Give the entries back exactly, dropping each image.
**** INPUT FOR THIS TASK
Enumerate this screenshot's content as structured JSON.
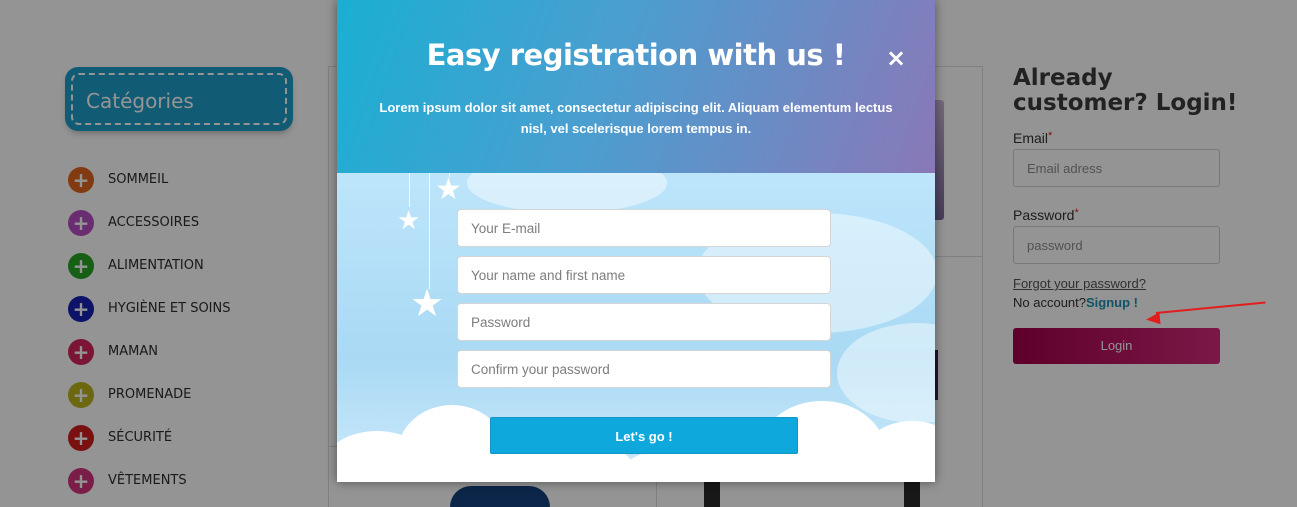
{
  "sidebar": {
    "title": "Catégories",
    "items": [
      {
        "label": "SOMMEIL",
        "color": "#e0661d"
      },
      {
        "label": "ACCESSOIRES",
        "color": "#b94fc4"
      },
      {
        "label": "ALIMENTATION",
        "color": "#27a424"
      },
      {
        "label": "HYGIÈNE ET SOINS",
        "color": "#1521b5"
      },
      {
        "label": "MAMAN",
        "color": "#d3255c"
      },
      {
        "label": "PROMENADE",
        "color": "#b8b31c"
      },
      {
        "label": "SÉCURITÉ",
        "color": "#d31e1e"
      },
      {
        "label": "VÊTEMENTS",
        "color": "#d2357f"
      }
    ]
  },
  "login": {
    "title": "Already customer? Login!",
    "email_label": "Email",
    "email_placeholder": "Email adress",
    "password_label": "Password",
    "password_placeholder": "password",
    "required_mark": "*",
    "forgot": "Forgot your password?",
    "no_account": "No account?",
    "signup": "Signup !",
    "button": "Login"
  },
  "modal": {
    "title": "Easy registration with us !",
    "subtitle": "Lorem ipsum dolor sit amet, consectetur adipiscing elit. Aliquam elementum lectus nisl, vel scelerisque lorem tempus in.",
    "close_icon": "×",
    "email_placeholder": "Your E-mail",
    "name_placeholder": "Your name and first name",
    "password_placeholder": "Password",
    "confirm_placeholder": "Confirm your password",
    "submit": "Let's go !"
  },
  "colors": {
    "accent_blue": "#0ea8dd",
    "login_button": "#c0185f",
    "annotation_arrow": "#e21d1d"
  }
}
********
**RESPONSE TO THE EXERCISE**
Enumerate this screenshot's content as structured JSON.
{
  "sidebar": {
    "title": "Catégories",
    "items": [
      {
        "label": "SOMMEIL",
        "color": "#e0661d"
      },
      {
        "label": "ACCESSOIRES",
        "color": "#b94fc4"
      },
      {
        "label": "ALIMENTATION",
        "color": "#27a424"
      },
      {
        "label": "HYGIÈNE ET SOINS",
        "color": "#1521b5"
      },
      {
        "label": "MAMAN",
        "color": "#d3255c"
      },
      {
        "label": "PROMENADE",
        "color": "#b8b31c"
      },
      {
        "label": "SÉCURITÉ",
        "color": "#d31e1e"
      },
      {
        "label": "VÊTEMENTS",
        "color": "#d2357f"
      }
    ]
  },
  "login": {
    "title": "Already customer? Login!",
    "email_label": "Email",
    "email_placeholder": "Email adress",
    "password_label": "Password",
    "password_placeholder": "password",
    "required_mark": "*",
    "forgot": "Forgot your password?",
    "no_account": "No account?",
    "signup": "Signup !",
    "button": "Login"
  },
  "modal": {
    "title": "Easy registration with us !",
    "subtitle": "Lorem ipsum dolor sit amet, consectetur adipiscing elit. Aliquam elementum lectus nisl, vel scelerisque lorem tempus in.",
    "close_icon": "×",
    "email_placeholder": "Your E-mail",
    "name_placeholder": "Your name and first name",
    "password_placeholder": "Password",
    "confirm_placeholder": "Confirm your password",
    "submit": "Let's go !"
  },
  "colors": {
    "accent_blue": "#0ea8dd",
    "login_button": "#c0185f",
    "annotation_arrow": "#e21d1d"
  }
}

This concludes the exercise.